* Provided data
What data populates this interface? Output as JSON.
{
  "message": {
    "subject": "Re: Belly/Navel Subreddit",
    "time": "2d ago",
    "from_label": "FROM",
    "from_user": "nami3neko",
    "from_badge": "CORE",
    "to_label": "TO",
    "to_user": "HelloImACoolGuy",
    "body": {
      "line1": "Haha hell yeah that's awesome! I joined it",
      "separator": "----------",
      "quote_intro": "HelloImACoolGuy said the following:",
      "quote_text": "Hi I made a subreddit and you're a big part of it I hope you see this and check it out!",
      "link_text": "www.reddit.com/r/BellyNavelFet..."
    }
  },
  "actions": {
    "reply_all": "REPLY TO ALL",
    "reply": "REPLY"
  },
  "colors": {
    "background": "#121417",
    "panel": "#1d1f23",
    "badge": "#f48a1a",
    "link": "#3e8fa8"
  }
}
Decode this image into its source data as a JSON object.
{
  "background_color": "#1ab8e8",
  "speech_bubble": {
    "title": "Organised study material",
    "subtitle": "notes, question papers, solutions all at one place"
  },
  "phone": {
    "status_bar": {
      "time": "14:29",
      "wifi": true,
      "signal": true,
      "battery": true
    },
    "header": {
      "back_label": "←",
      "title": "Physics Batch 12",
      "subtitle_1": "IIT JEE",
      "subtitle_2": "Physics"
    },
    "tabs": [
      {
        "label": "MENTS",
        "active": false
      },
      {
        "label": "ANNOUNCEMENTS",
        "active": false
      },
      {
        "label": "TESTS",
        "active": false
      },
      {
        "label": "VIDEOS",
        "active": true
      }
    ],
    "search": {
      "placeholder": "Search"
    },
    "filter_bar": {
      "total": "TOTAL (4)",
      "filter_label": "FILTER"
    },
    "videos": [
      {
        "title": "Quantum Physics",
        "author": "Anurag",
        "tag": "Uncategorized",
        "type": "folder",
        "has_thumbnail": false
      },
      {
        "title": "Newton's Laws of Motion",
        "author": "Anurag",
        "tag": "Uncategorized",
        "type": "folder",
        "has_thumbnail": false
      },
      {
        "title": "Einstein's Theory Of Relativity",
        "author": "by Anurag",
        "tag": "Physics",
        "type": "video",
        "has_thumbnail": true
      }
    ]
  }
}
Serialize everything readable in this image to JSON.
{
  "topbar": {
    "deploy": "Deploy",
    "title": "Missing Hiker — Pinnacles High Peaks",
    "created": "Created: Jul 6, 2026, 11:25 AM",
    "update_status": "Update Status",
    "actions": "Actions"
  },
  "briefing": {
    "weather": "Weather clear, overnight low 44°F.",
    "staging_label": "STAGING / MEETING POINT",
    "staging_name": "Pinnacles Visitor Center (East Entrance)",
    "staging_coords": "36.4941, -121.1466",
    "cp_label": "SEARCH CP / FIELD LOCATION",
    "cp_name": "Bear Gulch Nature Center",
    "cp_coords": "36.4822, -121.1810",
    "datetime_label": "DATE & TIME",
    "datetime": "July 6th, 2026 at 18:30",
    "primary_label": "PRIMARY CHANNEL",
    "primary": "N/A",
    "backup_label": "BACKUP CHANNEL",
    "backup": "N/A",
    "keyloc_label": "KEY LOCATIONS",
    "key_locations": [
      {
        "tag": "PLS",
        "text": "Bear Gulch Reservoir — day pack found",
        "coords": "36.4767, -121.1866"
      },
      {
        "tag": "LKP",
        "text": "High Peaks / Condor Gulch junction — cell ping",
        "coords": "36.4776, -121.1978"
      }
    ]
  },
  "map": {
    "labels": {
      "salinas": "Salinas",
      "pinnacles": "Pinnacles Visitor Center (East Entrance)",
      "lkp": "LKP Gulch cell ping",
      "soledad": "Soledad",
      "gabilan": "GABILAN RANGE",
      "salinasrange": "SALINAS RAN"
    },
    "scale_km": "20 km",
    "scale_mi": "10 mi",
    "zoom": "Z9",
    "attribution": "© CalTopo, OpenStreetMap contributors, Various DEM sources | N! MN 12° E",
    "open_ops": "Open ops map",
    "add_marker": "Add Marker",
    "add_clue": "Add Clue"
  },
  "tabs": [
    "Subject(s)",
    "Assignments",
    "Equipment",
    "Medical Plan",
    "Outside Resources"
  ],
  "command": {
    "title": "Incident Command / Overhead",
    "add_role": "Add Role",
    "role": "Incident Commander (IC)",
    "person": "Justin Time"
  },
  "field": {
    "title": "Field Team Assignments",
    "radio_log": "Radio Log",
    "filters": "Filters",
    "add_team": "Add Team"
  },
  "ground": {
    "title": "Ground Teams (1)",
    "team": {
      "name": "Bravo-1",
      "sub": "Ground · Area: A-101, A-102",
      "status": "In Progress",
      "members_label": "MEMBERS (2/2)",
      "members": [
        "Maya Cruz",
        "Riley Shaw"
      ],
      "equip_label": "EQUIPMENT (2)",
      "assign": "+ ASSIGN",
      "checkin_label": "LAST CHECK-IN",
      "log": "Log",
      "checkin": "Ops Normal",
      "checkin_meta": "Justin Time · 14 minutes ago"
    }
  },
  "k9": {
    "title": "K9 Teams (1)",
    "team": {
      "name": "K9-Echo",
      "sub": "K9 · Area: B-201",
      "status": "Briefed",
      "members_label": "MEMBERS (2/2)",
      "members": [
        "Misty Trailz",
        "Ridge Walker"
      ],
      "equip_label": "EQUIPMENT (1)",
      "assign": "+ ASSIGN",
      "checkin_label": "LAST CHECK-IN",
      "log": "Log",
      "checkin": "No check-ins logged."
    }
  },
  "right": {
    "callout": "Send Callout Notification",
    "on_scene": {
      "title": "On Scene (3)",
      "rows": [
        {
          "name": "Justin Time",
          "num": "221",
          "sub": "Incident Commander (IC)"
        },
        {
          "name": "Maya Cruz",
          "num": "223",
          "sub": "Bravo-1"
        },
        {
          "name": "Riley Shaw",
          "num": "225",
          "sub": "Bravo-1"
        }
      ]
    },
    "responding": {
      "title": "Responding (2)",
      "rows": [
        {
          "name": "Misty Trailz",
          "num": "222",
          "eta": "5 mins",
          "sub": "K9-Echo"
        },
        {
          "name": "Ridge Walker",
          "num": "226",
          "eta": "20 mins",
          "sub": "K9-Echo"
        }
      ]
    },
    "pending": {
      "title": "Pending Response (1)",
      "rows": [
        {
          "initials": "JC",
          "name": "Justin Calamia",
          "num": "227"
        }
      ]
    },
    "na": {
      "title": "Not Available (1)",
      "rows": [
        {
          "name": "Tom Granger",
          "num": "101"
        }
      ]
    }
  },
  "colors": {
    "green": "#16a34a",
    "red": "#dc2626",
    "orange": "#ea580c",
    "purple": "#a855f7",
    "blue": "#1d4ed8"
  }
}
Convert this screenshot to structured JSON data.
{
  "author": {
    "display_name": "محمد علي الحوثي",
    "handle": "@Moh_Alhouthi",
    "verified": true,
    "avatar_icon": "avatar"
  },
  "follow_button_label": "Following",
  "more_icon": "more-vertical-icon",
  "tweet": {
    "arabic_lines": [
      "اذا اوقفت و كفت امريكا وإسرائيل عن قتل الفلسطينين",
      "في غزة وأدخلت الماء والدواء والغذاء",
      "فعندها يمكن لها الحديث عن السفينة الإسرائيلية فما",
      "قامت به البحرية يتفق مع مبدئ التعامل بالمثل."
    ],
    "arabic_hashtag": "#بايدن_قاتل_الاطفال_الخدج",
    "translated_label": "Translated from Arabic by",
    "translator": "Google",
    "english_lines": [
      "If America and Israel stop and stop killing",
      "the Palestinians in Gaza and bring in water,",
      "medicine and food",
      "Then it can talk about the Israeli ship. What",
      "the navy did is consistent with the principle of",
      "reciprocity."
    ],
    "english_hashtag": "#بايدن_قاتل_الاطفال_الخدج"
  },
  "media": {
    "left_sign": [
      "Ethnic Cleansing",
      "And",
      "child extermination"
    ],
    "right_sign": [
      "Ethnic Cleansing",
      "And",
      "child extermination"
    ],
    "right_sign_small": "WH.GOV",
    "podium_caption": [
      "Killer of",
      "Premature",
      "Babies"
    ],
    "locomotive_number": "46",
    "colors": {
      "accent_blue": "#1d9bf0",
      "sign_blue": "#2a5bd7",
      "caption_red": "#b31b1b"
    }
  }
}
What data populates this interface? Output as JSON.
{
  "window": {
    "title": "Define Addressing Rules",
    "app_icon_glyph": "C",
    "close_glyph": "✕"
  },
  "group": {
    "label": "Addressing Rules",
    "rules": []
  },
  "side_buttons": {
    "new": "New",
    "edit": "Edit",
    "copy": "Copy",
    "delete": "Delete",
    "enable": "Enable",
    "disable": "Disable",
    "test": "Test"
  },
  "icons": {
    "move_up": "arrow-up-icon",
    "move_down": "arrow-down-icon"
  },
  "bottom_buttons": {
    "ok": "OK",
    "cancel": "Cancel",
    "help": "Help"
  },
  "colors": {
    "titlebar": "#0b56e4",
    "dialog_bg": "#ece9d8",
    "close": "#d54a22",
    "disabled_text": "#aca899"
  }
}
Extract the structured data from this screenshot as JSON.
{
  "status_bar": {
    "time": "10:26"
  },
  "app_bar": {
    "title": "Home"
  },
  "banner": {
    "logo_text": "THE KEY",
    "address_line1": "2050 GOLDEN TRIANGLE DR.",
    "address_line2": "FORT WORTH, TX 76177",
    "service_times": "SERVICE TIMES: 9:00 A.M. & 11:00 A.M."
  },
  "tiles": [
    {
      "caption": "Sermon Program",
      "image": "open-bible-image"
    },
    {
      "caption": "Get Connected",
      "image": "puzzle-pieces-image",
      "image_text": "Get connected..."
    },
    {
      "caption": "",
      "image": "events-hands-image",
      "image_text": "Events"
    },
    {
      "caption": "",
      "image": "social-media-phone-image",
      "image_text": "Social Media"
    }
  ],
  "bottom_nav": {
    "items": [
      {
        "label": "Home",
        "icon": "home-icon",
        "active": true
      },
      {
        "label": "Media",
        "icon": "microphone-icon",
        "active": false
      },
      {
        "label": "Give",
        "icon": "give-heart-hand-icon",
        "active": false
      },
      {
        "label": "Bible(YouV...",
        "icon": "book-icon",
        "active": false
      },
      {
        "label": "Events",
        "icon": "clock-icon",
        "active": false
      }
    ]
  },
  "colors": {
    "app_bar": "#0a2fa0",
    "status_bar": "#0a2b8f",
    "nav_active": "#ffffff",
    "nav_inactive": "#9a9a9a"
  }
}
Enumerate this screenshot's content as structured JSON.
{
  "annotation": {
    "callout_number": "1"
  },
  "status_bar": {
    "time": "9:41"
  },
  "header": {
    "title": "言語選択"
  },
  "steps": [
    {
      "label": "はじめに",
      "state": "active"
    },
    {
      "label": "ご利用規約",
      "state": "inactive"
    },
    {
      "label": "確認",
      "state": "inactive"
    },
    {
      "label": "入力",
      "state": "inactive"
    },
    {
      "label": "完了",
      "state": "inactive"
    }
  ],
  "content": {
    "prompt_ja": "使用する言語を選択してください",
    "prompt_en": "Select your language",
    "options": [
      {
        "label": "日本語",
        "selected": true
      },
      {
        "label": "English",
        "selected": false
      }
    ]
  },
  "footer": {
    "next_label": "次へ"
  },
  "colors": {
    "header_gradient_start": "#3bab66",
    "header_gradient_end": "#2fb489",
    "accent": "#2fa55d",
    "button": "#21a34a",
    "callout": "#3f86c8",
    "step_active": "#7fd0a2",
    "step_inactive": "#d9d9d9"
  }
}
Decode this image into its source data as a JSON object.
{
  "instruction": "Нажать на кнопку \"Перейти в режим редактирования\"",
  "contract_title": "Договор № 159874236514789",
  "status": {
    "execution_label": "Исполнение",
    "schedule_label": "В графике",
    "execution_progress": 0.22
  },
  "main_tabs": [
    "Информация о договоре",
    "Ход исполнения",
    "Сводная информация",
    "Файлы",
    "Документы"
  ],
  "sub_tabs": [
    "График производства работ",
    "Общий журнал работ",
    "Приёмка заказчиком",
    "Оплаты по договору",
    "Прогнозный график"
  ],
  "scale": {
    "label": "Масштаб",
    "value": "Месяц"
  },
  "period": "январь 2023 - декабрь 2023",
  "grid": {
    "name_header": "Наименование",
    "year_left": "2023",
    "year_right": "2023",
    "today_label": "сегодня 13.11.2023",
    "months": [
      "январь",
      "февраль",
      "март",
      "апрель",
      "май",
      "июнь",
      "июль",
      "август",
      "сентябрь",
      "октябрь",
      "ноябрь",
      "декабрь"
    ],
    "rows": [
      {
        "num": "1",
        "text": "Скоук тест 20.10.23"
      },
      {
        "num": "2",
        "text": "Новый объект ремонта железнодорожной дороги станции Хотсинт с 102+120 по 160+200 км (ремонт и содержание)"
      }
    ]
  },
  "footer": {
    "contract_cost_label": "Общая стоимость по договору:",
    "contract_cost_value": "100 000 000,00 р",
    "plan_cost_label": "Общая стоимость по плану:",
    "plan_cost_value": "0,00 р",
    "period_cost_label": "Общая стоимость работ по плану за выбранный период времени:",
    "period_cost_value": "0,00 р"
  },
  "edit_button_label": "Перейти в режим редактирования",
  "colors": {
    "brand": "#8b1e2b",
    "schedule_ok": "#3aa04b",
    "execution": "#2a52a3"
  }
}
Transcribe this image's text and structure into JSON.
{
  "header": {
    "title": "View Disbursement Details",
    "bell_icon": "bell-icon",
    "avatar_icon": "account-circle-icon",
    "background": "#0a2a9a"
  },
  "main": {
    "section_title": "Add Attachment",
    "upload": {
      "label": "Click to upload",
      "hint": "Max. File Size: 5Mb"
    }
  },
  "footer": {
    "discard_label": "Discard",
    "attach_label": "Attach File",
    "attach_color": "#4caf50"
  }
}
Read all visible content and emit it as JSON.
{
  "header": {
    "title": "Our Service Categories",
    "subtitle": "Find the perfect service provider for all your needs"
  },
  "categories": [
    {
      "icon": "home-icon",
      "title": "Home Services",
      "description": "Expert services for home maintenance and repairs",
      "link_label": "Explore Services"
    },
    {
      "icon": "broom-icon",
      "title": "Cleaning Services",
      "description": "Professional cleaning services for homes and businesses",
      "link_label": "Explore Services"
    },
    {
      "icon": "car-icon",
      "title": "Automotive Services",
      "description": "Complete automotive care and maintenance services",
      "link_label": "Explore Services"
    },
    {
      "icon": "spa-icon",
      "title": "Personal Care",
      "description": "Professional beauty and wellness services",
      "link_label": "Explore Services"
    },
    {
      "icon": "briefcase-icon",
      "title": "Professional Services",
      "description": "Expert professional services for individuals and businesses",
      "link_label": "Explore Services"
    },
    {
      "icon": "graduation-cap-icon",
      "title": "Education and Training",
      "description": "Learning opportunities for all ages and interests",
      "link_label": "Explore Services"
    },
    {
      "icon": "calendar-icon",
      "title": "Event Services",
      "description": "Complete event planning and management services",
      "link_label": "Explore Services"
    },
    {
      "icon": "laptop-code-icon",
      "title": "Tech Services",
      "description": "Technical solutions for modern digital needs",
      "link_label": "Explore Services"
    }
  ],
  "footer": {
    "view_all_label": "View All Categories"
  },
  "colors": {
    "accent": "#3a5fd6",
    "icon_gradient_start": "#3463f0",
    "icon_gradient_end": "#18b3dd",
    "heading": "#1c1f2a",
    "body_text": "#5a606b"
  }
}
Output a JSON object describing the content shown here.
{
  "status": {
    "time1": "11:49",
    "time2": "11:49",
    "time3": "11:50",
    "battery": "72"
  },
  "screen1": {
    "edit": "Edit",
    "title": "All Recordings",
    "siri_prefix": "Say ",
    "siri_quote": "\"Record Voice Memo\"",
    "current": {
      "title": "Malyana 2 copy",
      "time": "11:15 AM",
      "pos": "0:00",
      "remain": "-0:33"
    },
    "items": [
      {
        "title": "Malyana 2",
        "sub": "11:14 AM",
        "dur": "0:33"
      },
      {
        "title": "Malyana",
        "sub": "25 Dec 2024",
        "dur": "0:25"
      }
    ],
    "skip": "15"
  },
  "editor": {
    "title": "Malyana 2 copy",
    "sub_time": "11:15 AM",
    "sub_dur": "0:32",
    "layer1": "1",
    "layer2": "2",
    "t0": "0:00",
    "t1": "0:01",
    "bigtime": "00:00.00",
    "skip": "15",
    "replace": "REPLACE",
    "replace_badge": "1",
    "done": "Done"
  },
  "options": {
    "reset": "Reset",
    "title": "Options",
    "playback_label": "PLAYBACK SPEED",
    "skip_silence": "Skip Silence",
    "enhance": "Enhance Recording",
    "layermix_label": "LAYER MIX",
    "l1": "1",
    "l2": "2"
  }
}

* Exercise brief
Scan the data above; copy every line where "true" appears.

* The result
      "wifi": true,
      "signal": true,
      "battery": true
        "active": true
        "has_thumbnail": true
    "verified": true,
        "active": true
        "selected": true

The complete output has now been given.